Exercise
Return all lines where the word "style" can be found.
──────── Raw data
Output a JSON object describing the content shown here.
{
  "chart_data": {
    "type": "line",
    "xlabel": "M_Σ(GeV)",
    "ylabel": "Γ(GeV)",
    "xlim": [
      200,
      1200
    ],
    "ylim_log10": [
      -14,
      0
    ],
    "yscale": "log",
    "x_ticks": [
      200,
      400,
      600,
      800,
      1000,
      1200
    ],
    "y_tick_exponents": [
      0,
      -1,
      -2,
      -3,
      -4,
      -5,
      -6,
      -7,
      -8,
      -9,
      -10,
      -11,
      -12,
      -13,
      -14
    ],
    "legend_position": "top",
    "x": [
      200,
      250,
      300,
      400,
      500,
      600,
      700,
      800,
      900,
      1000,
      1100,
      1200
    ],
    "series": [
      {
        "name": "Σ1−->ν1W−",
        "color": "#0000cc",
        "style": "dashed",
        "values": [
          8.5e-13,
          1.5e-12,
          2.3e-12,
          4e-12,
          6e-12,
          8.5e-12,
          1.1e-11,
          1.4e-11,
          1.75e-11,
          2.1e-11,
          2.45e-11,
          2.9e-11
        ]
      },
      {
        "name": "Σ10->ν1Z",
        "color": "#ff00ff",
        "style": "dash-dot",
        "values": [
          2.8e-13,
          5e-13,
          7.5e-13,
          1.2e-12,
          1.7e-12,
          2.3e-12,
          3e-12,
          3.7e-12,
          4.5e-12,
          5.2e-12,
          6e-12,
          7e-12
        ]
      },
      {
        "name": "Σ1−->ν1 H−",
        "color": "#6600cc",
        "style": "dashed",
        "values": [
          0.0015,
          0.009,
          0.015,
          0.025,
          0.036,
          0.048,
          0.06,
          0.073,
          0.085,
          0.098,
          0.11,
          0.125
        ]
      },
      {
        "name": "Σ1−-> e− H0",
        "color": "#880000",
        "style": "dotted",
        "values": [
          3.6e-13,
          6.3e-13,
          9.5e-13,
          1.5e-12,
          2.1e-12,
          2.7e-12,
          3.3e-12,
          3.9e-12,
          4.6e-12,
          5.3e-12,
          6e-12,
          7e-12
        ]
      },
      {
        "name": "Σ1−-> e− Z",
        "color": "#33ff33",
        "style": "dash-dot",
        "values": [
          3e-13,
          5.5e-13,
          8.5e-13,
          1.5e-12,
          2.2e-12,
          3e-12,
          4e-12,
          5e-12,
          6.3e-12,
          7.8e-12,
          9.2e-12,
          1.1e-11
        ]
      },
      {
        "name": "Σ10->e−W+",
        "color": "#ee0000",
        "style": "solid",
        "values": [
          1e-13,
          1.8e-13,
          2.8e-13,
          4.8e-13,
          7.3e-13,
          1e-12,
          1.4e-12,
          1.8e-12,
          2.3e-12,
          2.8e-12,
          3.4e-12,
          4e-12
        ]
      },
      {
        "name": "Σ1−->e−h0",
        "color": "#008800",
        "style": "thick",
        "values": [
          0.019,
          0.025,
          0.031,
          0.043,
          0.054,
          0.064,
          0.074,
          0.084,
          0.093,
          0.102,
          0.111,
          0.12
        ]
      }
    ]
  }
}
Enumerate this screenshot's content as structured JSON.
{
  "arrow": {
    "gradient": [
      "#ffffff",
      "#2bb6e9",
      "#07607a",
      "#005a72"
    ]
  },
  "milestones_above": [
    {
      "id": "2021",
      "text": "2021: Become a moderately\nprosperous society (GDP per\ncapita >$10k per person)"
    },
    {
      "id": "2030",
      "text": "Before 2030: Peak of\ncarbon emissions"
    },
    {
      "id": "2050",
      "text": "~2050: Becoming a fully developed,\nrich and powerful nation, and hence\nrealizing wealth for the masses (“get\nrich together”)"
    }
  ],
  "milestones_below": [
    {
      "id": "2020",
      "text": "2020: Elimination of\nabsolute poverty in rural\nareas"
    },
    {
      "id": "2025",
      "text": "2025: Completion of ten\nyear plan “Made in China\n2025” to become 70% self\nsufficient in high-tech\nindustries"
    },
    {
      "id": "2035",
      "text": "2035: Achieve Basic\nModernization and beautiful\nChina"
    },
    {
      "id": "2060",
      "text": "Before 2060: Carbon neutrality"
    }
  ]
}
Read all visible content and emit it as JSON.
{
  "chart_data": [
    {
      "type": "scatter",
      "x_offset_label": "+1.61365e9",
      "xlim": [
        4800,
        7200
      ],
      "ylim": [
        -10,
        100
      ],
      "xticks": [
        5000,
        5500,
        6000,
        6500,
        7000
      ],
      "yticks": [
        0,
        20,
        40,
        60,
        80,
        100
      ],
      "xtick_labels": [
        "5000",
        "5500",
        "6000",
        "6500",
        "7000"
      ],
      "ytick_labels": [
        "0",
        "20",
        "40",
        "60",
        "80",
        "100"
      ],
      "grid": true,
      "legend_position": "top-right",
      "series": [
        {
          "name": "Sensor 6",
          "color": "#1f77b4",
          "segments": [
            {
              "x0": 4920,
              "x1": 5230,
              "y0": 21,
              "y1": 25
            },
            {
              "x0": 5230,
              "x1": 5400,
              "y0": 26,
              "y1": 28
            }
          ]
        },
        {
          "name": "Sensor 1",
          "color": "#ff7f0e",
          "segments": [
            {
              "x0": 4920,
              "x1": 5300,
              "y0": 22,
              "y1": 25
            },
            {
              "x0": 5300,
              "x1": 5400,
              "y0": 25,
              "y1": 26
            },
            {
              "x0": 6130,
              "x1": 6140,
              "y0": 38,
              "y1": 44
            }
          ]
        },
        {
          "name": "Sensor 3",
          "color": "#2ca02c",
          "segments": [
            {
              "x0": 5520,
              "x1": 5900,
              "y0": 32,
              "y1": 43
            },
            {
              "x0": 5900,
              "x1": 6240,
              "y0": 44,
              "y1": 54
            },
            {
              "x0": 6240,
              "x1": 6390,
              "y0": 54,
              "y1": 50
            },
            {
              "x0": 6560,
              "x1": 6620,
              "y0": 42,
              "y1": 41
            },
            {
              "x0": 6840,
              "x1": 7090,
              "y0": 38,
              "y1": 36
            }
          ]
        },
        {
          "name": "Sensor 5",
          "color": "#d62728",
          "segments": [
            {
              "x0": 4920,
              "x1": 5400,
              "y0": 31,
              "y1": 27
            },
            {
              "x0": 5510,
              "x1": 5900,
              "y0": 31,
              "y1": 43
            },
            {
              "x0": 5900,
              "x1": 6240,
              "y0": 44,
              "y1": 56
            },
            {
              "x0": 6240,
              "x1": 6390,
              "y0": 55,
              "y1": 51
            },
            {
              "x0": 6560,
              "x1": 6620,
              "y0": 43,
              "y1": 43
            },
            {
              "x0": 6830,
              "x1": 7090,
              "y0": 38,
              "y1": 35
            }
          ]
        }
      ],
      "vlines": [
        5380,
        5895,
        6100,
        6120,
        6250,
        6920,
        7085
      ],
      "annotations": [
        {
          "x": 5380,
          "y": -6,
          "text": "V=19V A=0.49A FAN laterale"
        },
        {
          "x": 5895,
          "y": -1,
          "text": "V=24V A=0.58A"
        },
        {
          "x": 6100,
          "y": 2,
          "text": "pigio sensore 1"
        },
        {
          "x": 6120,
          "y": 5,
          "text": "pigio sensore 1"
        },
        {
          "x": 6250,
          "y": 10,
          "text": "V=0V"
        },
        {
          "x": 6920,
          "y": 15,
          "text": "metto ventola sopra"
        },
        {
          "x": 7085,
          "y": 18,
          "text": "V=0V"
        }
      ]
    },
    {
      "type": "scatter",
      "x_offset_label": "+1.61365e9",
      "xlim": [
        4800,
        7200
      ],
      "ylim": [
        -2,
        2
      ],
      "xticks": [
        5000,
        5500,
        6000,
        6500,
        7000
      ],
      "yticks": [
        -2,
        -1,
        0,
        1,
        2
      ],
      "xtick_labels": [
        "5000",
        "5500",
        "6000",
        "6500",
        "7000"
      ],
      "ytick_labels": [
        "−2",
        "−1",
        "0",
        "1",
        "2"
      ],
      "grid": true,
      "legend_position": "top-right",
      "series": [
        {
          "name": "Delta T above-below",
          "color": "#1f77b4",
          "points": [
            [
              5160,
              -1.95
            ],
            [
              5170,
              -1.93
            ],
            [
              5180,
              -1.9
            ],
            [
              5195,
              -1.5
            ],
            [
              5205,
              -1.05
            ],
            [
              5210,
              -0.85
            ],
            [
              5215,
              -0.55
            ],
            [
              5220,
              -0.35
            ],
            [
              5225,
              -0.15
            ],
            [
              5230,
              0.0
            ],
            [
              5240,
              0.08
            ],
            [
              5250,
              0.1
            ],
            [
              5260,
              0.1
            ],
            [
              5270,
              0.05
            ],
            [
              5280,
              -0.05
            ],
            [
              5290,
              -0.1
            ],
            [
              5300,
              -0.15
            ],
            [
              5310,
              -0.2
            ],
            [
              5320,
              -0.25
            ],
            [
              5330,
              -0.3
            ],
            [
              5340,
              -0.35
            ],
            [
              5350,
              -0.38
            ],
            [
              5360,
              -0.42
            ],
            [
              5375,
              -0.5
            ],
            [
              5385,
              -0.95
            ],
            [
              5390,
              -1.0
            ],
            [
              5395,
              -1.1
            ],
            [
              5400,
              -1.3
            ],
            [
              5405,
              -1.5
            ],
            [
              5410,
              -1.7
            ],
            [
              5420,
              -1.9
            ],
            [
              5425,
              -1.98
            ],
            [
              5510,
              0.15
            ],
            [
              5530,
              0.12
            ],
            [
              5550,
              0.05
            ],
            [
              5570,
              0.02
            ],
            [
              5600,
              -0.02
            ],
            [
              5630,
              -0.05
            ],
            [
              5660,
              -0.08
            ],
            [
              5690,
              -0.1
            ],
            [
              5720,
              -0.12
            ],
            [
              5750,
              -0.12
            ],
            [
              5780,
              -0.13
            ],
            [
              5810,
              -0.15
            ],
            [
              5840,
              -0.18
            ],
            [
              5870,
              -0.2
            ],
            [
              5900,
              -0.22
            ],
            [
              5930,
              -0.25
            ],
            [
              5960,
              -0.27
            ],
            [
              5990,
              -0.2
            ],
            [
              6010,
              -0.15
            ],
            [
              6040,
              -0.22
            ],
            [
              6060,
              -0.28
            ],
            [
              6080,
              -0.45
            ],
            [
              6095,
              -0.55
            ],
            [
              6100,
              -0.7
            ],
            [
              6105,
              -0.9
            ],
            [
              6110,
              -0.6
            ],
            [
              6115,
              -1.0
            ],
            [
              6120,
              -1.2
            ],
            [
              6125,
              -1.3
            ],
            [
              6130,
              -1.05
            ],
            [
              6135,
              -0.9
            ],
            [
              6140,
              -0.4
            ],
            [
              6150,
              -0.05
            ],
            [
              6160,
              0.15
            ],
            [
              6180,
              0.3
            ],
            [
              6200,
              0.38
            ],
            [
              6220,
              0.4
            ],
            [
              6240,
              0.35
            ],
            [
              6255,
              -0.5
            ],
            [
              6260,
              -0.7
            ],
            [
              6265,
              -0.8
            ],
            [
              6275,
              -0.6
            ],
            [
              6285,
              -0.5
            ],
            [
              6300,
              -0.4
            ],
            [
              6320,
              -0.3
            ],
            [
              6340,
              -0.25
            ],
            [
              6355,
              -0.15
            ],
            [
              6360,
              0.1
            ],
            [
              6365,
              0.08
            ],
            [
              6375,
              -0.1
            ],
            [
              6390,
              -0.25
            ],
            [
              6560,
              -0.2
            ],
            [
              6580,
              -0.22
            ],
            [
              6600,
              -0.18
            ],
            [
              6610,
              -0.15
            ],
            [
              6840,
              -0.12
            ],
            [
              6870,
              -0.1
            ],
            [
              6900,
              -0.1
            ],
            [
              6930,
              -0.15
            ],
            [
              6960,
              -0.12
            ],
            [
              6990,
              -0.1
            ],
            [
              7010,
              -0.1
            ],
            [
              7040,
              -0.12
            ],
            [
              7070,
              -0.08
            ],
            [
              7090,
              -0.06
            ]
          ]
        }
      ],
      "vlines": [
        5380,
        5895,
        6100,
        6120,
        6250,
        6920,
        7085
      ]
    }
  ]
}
────────────────
Output below
        "style": "dashed",
        "style": "dash-dot",
        "style": "dashed",
        "style": "dotted",
        "style": "dash-dot",
        "style": "solid",
        "style": "thick",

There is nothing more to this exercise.